Locate the word "Selezione" in the data below, then copy every line that holds it.
━━━━━━━━
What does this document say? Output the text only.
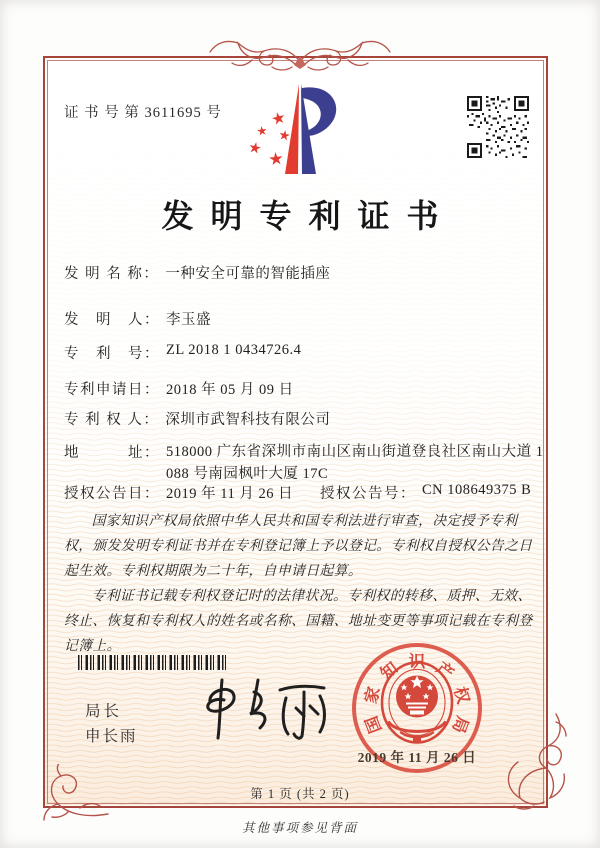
证 书 号 第 3611695 号
发明专利证书
发 明 名 称： 一种安全可靠的智能插座
发　明　人： 李玉盛
专　利　号： ZL 2018 1 0434726.4
专利申请日： 2018 年 05 月 09 日
专 利 权 人： 深圳市武智科技有限公司
地　　　址： 518000 广东省深圳市南山区南山街道登良社区南山大道 1
088 号南园枫叶大厦 17C
授权公告日： 2019 年 11 月 26 日 授权公告号： CN 108649375 B

国家知识产权局依照中华人民共和国专利法进行审查，决定授予专利权，颁发发明专利证书并在专利登记簿上予以登记。专利权自授权公告之日起生效。专利权期限为二十年，自申请日起算。

专利证书记载专利权登记时的法律状况。专利权的转移、质押、无效、终止、恢复和专利权人的姓名或名称、国籍、地址变更等事项记载在专利登记簿上。

局长
申长雨
国
家
知 识 产
权
局
2019 年 11 月 26 日
第 1 页 (共 2 页)
其他事项参见背面
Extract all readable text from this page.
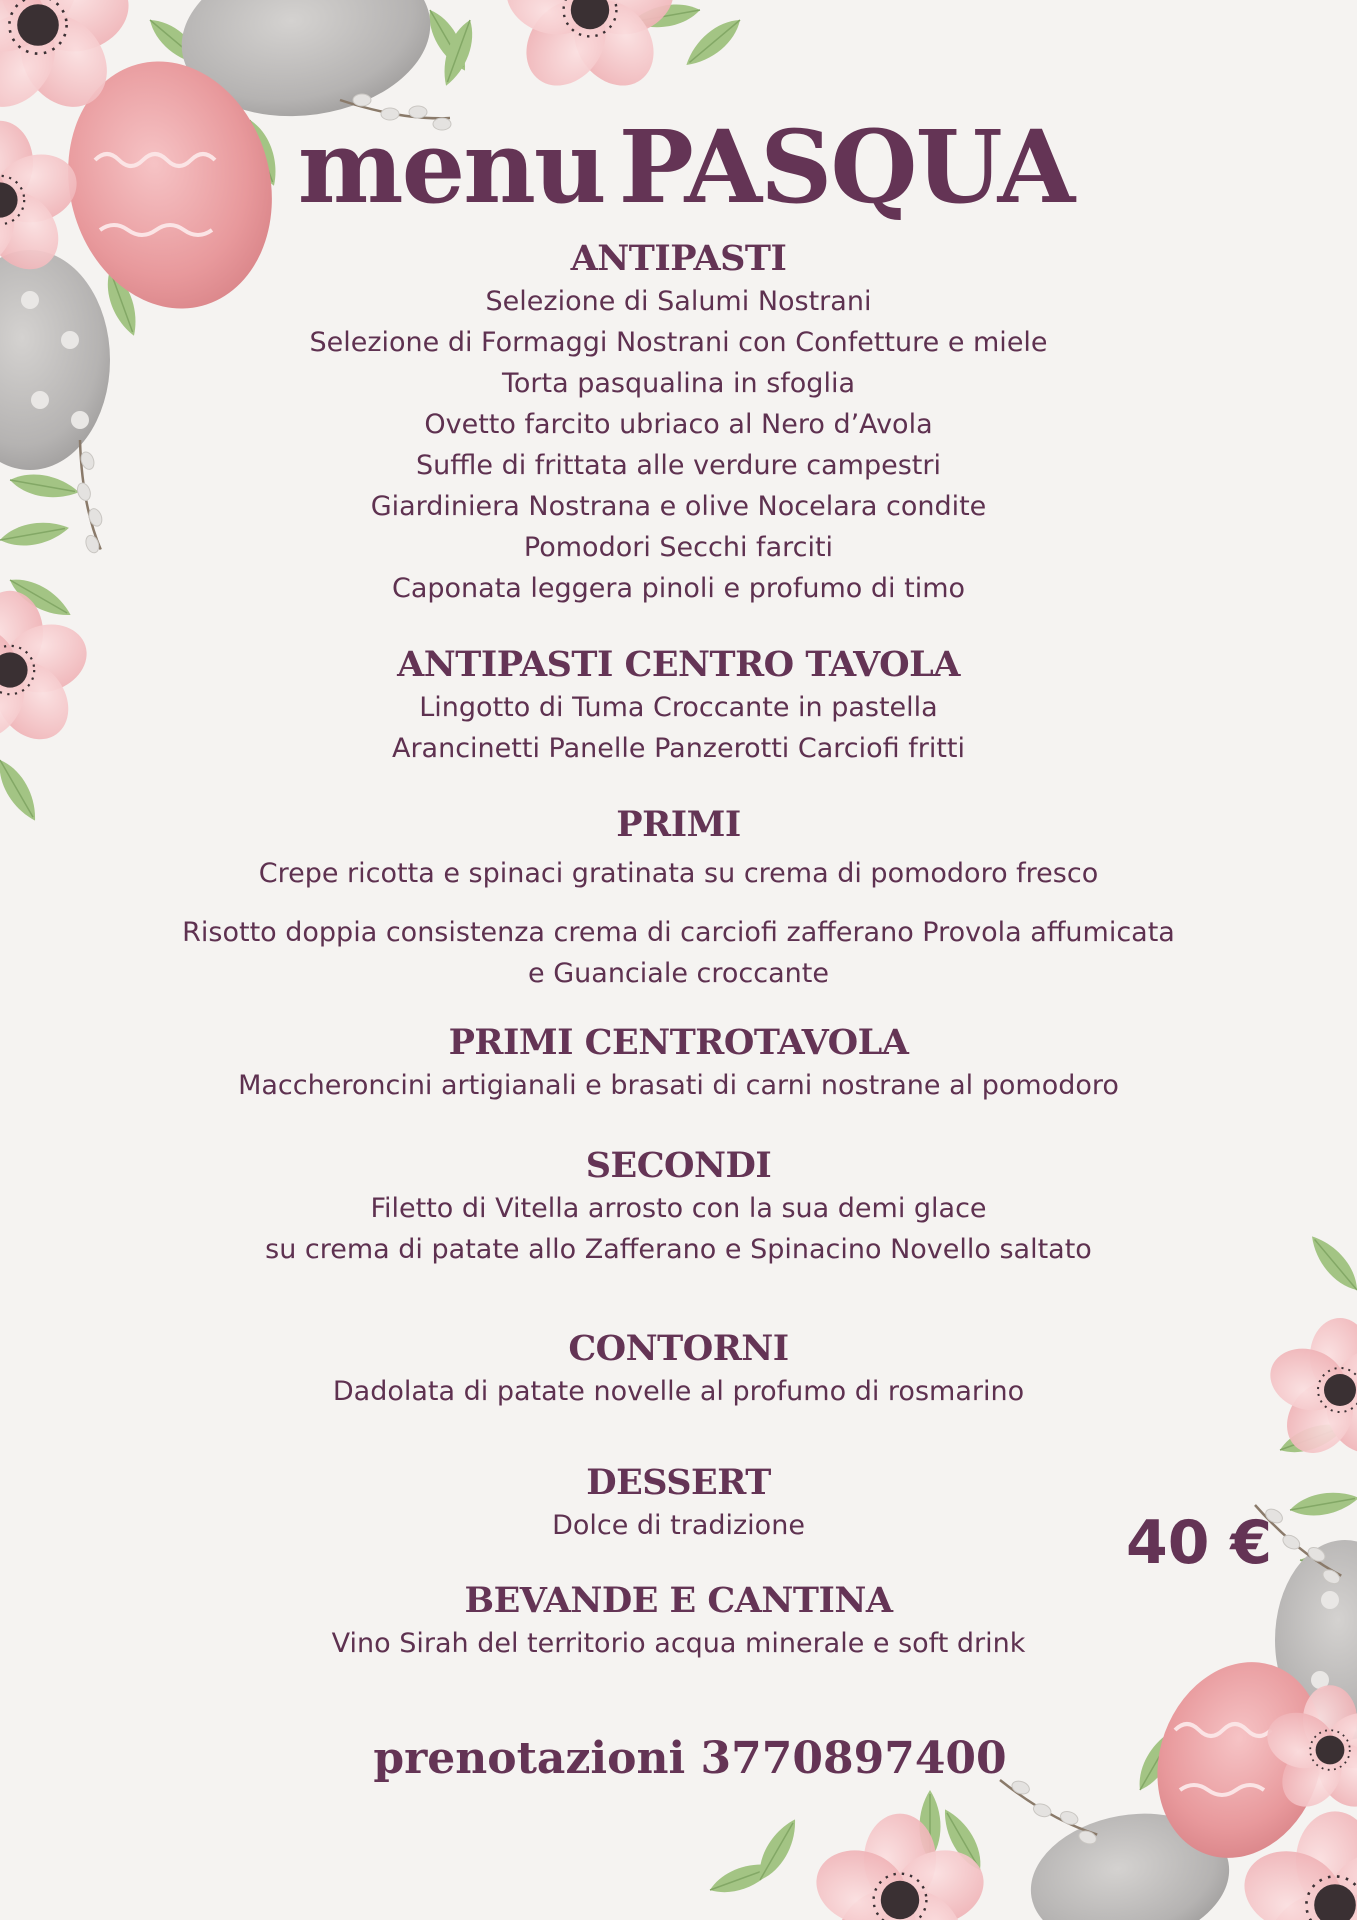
menu PASQUA
ANTIPASTI

Selezione di Salumi Nostrani

Selezione di Formaggi Nostrani con Confetture e miele

Torta pasqualina in sfoglia

Ovetto farcito ubriaco al Nero d’Avola

Suffle di frittata alle verdure campestri

Giardiniera Nostrana e olive Nocelara condite

Pomodori Secchi farciti

Caponata leggera pinoli e profumo di timo

ANTIPASTI CENTRO TAVOLA

Lingotto di Tuma Croccante in pastella

Arancinetti Panelle Panzerotti Carciofi fritti

PRIMI

Crepe ricotta e spinaci gratinata su crema di pomodoro fresco

Risotto doppia consistenza crema di carciofi zafferano Provola affumicata

e Guanciale croccante

PRIMI CENTROTAVOLA

Maccheroncini artigianali e brasati di carni nostrane al pomodoro

SECONDI

Filetto di Vitella arrosto con la sua demi glace

su crema di patate allo Zafferano e Spinacino Novello saltato

CONTORNI

Dadolata di patate novelle al profumo di rosmarino

DESSERT

Dolce di tradizione

BEVANDE E CANTINA

Vino Sirah del territorio acqua minerale e soft drink

40 €
prenotazioni 3770897400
━━━━━━━━
__SOLVED EXERCISE__.
Selezione di Salumi Nostrani
Selezione di Formaggi Nostrani con Confetture e miele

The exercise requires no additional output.